▶ **Work required**
Omit the pictures, then write out every entry exactly as it reads.

Collected data

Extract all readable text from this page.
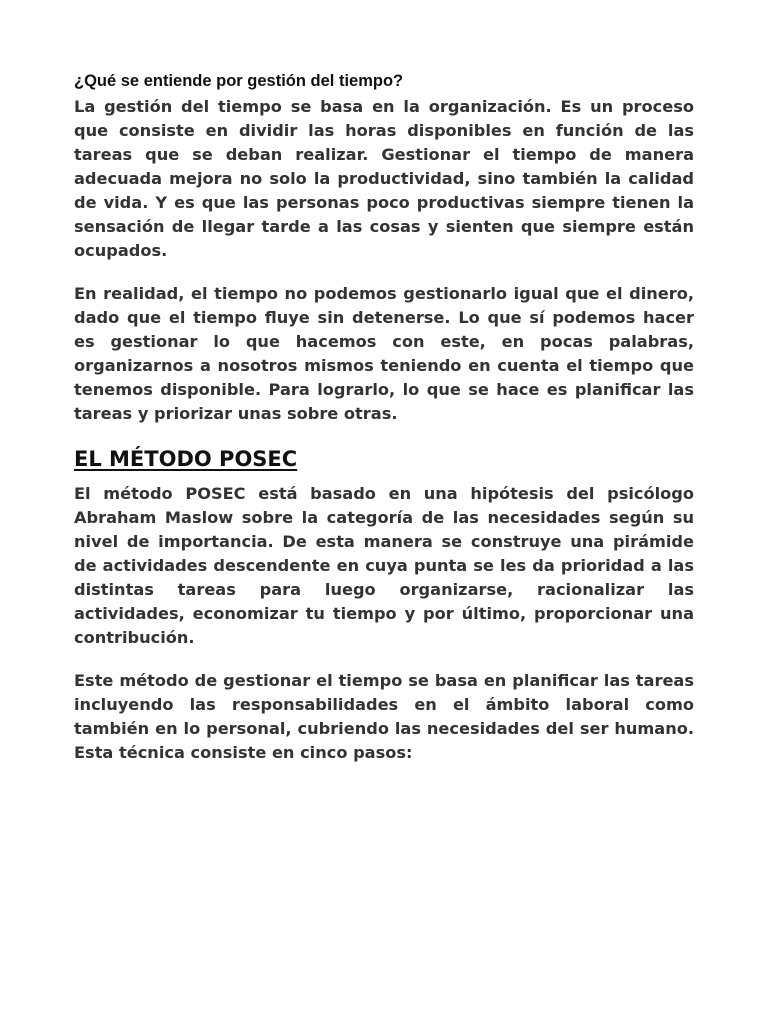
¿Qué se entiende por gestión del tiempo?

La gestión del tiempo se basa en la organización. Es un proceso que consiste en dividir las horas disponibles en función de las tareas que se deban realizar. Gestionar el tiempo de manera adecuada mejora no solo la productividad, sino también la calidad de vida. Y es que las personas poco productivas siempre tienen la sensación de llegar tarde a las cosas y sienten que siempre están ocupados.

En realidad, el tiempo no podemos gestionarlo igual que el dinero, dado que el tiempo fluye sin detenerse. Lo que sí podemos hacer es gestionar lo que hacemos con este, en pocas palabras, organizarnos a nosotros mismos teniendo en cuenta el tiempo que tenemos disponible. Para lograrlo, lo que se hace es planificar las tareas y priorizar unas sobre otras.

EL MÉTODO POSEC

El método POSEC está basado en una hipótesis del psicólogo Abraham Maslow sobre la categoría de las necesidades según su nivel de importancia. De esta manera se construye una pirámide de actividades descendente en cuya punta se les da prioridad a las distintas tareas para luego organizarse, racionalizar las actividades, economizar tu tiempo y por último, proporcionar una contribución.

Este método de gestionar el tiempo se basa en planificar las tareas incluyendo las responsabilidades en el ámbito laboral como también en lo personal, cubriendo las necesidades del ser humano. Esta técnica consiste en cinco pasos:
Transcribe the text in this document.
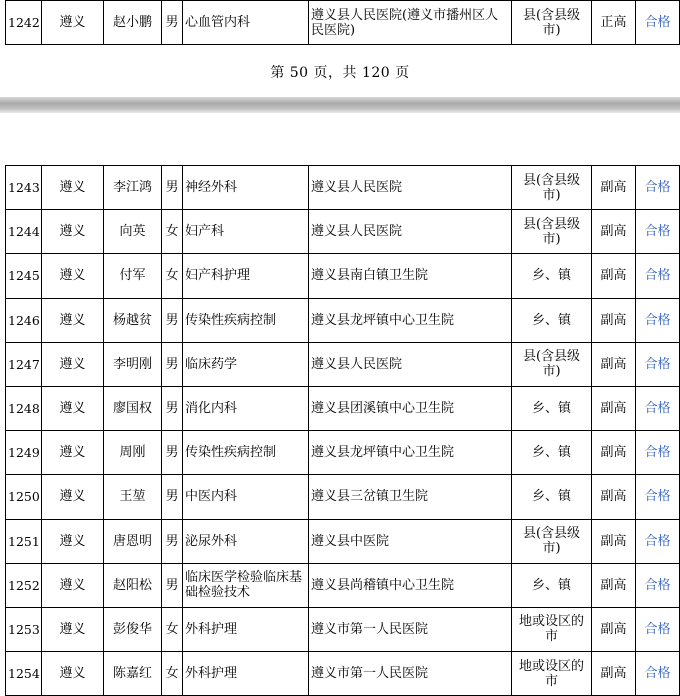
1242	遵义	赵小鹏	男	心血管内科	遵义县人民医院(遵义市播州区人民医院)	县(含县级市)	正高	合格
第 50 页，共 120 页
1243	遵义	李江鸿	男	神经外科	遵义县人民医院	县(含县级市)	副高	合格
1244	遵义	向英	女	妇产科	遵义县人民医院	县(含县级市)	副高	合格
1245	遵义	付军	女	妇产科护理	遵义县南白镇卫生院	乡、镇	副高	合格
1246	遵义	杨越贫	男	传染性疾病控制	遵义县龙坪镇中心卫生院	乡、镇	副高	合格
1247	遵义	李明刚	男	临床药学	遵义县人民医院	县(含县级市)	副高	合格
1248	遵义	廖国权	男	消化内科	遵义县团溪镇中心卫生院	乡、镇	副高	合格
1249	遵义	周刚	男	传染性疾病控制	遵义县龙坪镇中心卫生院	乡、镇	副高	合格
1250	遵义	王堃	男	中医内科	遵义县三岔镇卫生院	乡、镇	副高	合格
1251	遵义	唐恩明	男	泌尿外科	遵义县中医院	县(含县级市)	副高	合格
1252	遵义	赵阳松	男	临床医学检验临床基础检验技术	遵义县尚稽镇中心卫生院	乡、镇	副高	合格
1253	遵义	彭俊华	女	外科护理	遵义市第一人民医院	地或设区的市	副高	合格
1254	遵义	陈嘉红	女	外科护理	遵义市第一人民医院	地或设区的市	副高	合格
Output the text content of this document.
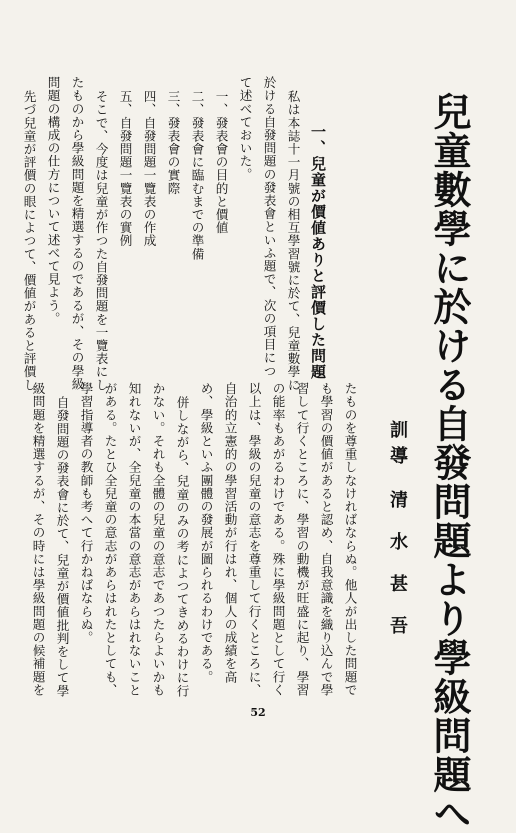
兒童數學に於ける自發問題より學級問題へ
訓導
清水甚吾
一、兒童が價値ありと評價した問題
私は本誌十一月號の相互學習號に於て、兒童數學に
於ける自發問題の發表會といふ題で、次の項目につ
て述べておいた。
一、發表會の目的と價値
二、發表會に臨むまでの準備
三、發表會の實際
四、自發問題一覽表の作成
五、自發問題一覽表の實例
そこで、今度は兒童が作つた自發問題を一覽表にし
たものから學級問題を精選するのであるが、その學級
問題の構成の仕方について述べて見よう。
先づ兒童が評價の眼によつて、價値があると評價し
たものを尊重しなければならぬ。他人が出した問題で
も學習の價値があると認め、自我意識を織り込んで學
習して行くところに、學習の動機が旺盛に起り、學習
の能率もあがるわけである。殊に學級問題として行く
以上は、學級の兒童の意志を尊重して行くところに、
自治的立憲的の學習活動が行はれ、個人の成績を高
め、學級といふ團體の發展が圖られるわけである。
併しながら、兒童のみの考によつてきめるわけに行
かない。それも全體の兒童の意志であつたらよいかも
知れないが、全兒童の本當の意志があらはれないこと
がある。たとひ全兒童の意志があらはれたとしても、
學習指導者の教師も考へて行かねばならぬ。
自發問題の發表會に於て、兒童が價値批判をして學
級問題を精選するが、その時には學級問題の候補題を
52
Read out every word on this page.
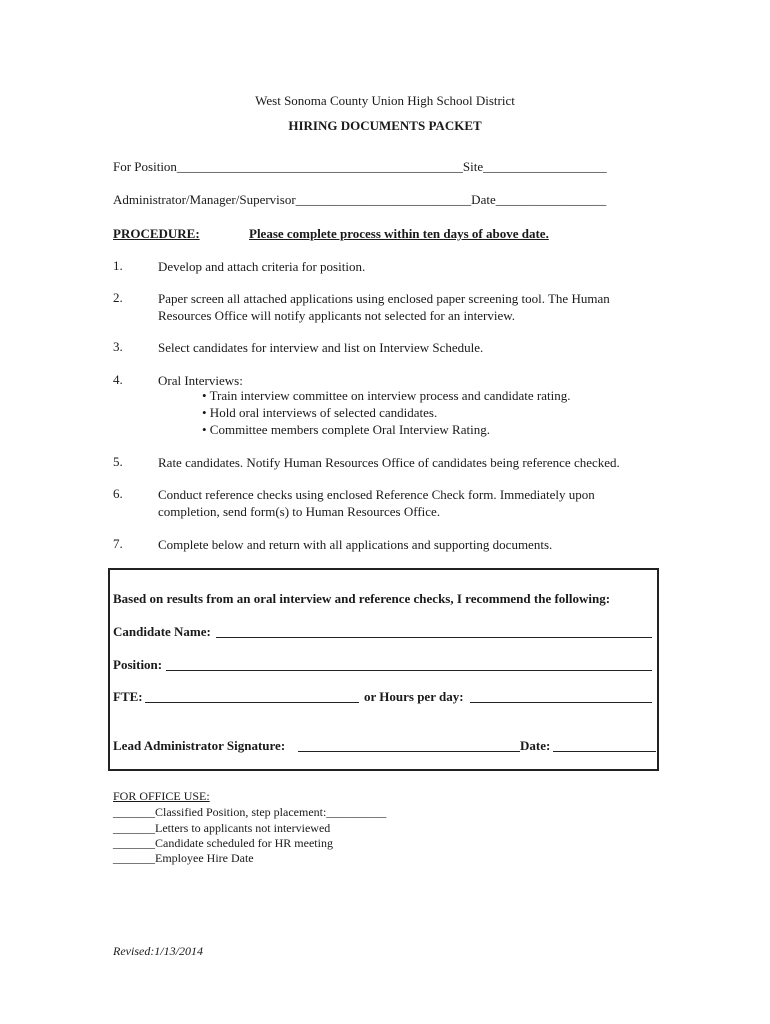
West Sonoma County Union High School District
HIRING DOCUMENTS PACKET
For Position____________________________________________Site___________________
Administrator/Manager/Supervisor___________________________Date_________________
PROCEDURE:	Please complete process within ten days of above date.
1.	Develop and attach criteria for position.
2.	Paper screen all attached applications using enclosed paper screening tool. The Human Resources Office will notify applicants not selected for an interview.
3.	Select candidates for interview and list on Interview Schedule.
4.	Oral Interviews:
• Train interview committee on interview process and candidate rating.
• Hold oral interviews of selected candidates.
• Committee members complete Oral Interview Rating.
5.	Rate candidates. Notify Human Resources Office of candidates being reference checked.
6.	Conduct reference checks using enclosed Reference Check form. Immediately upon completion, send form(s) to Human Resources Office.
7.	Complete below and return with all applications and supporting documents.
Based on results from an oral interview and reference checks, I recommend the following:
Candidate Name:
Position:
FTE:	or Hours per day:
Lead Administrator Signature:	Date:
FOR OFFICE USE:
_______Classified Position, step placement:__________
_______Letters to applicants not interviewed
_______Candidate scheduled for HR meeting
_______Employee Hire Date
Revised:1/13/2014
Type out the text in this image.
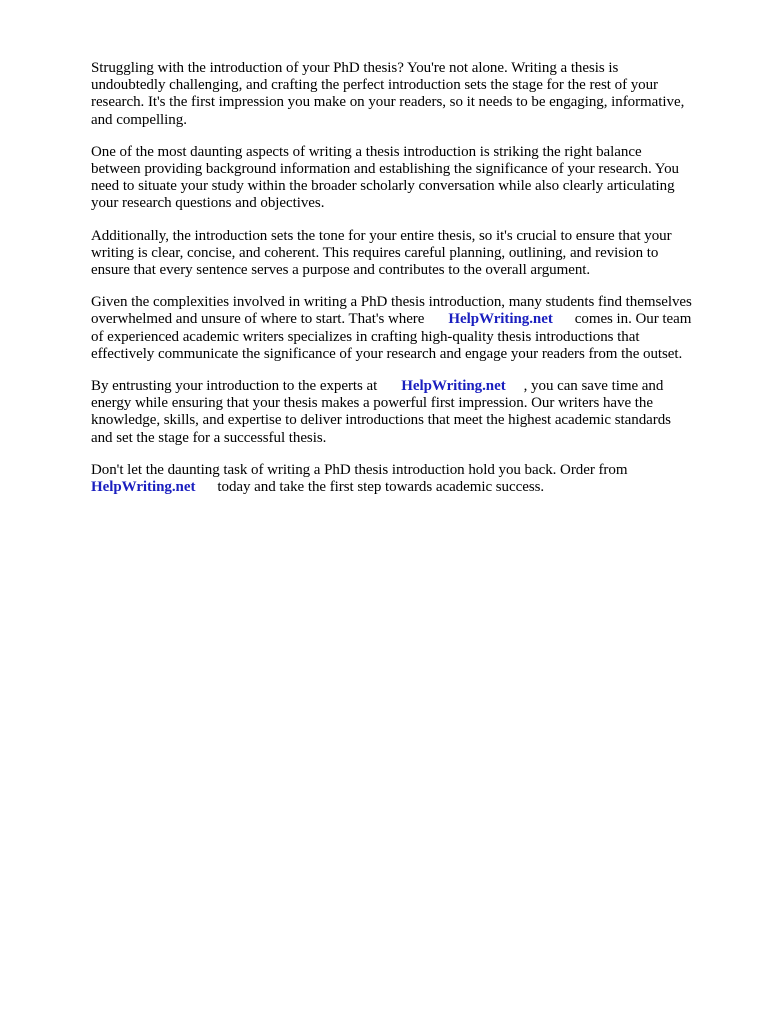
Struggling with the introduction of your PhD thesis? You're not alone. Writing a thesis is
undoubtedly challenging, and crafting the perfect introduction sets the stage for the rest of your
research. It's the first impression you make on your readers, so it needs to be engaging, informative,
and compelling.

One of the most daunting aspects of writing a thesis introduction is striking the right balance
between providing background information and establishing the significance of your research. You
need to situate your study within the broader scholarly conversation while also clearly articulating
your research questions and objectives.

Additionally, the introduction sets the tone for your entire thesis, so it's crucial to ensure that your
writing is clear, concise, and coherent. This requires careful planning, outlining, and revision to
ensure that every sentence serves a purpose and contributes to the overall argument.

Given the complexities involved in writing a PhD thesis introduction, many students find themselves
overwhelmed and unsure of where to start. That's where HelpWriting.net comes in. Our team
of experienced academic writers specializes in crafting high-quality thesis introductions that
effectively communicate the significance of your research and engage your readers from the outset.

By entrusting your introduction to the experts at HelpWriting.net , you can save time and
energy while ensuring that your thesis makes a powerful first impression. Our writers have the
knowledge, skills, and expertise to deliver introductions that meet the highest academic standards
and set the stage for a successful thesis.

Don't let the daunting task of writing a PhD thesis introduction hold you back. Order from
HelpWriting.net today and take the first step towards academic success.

▶ **Exercise solution**
Extract all readable text from this page.
¿Qué se entiende por gestión del tiempo?

La gestión del tiempo se basa en la organización. Es un proceso que consiste en dividir las horas disponibles en función de las tareas que se deban realizar. Gestionar el tiempo de manera adecuada mejora no solo la productividad, sino también la calidad de vida. Y es que las personas poco productivas siempre tienen la sensación de llegar tarde a las cosas y sienten que siempre están ocupados.

En realidad, el tiempo no podemos gestionarlo igual que el dinero, dado que el tiempo fluye sin detenerse. Lo que sí podemos hacer es gestionar lo que hacemos con este, en pocas palabras, organizarnos a nosotros mismos teniendo en cuenta el tiempo que tenemos disponible. Para lograrlo, lo que se hace es planificar las tareas y priorizar unas sobre otras.

EL MÉTODO POSEC

El método POSEC está basado en una hipótesis del psicólogo Abraham Maslow sobre la categoría de las necesidades según su nivel de importancia. De esta manera se construye una pirámide de actividades descendente en cuya punta se les da prioridad a las distintas tareas para luego organizarse, racionalizar las actividades, economizar tu tiempo y por último, proporcionar una contribución.

Este método de gestionar el tiempo se basa en planificar las tareas incluyendo las responsabilidades en el ámbito laboral como también en lo personal, cubriendo las necesidades del ser humano. Esta técnica consiste en cinco pasos:
Transcribe the text in this document.
1242	遵义	赵小鹏	男	心血管内科	遵义县人民医院(遵义市播州区人民医院)	县(含县级市)	正高	合格
第 50 页，共 120 页
1243	遵义	李江鸿	男	神经外科	遵义县人民医院	县(含县级市)	副高	合格
1244	遵义	向英	女	妇产科	遵义县人民医院	县(含县级市)	副高	合格
1245	遵义	付军	女	妇产科护理	遵义县南白镇卫生院	乡、镇	副高	合格
1246	遵义	杨越贫	男	传染性疾病控制	遵义县龙坪镇中心卫生院	乡、镇	副高	合格
1247	遵义	李明刚	男	临床药学	遵义县人民医院	县(含县级市)	副高	合格
1248	遵义	廖国权	男	消化内科	遵义县团溪镇中心卫生院	乡、镇	副高	合格
1249	遵义	周刚	男	传染性疾病控制	遵义县龙坪镇中心卫生院	乡、镇	副高	合格
1250	遵义	王堃	男	中医内科	遵义县三岔镇卫生院	乡、镇	副高	合格
1251	遵义	唐恩明	男	泌尿外科	遵义县中医院	县(含县级市)	副高	合格
1252	遵义	赵阳松	男	临床医学检验临床基础检验技术	遵义县尚稽镇中心卫生院	乡、镇	副高	合格
1253	遵义	彭俊华	女	外科护理	遵义市第一人民医院	地或设区的市	副高	合格
1254	遵义	陈嘉红	女	外科护理	遵义市第一人民医院	地或设区的市	副高	合格
Output the text content of this document.
兒童數學に於ける自發問題より學級問題へ
訓導
清水甚吾
一、兒童が價値ありと評價した問題
私は本誌十一月號の相互學習號に於て、兒童數學に
於ける自發問題の發表會といふ題で、次の項目につ
て述べておいた。
一、發表會の目的と價値
二、發表會に臨むまでの準備
三、發表會の實際
四、自發問題一覽表の作成
五、自發問題一覽表の實例
そこで、今度は兒童が作つた自發問題を一覽表にし
たものから學級問題を精選するのであるが、その學級
問題の構成の仕方について述べて見よう。
先づ兒童が評價の眼によつて、價値があると評價し
たものを尊重しなければならぬ。他人が出した問題で
も學習の價値があると認め、自我意識を織り込んで學
習して行くところに、學習の動機が旺盛に起り、學習
の能率もあがるわけである。殊に學級問題として行く
以上は、學級の兒童の意志を尊重して行くところに、
自治的立憲的の學習活動が行はれ、個人の成績を高
め、學級といふ團體の發展が圖られるわけである。
併しながら、兒童のみの考によつてきめるわけに行
かない。それも全體の兒童の意志であつたらよいかも
知れないが、全兒童の本當の意志があらはれないこと
がある。たとひ全兒童の意志があらはれたとしても、
學習指導者の教師も考へて行かねばならぬ。
自發問題の發表會に於て、兒童が價値批判をして學
級問題を精選するが、その時には學級問題の候補題を
52
Read out every word on this page.
West Sonoma County Union High School District
HIRING DOCUMENTS PACKET
For Position____________________________________________Site___________________
Administrator/Manager/Supervisor___________________________Date_________________
PROCEDURE:	Please complete process within ten days of above date.
1.	Develop and attach criteria for position.
2.	Paper screen all attached applications using enclosed paper screening tool. The Human Resources Office will notify applicants not selected for an interview.
3.	Select candidates for interview and list on Interview Schedule.
4.	Oral Interviews:
• Train interview committee on interview process and candidate rating.
• Hold oral interviews of selected candidates.
• Committee members complete Oral Interview Rating.
5.	Rate candidates. Notify Human Resources Office of candidates being reference checked.
6.	Conduct reference checks using enclosed Reference Check form. Immediately upon completion, send form(s) to Human Resources Office.
7.	Complete below and return with all applications and supporting documents.
Based on results from an oral interview and reference checks, I recommend the following:
Candidate Name:
Position:
FTE:	or Hours per day:
Lead Administrator Signature:	Date:
FOR OFFICE USE:
_______Classified Position, step placement:__________
_______Letters to applicants not interviewed
_______Candidate scheduled for HR meeting
_______Employee Hire Date
Revised:1/13/2014
Type out the text in this image.
Struggling with the introduction of your PhD thesis? You're not alone. Writing a thesis is
undoubtedly challenging, and crafting the perfect introduction sets the stage for the rest of your
research. It's the first impression you make on your readers, so it needs to be engaging, informative,
and compelling.

One of the most daunting aspects of writing a thesis introduction is striking the right balance
between providing background information and establishing the significance of your research. You
need to situate your study within the broader scholarly conversation while also clearly articulating
your research questions and objectives.

Additionally, the introduction sets the tone for your entire thesis, so it's crucial to ensure that your
writing is clear, concise, and coherent. This requires careful planning, outlining, and revision to
ensure that every sentence serves a purpose and contributes to the overall argument.

Given the complexities involved in writing a PhD thesis introduction, many students find themselves
overwhelmed and unsure of where to start. That's where HelpWriting.net comes in. Our team
of experienced academic writers specializes in crafting high-quality thesis introductions that
effectively communicate the significance of your research and engage your readers from the outset.

By entrusting your introduction to the experts at HelpWriting.net , you can save time and
energy while ensuring that your thesis makes a powerful first impression. Our writers have the
knowledge, skills, and expertise to deliver introductions that meet the highest academic standards
and set the stage for a successful thesis.

Don't let the daunting task of writing a PhD thesis introduction hold you back. Order from
HelpWriting.net today and take the first step towards academic success.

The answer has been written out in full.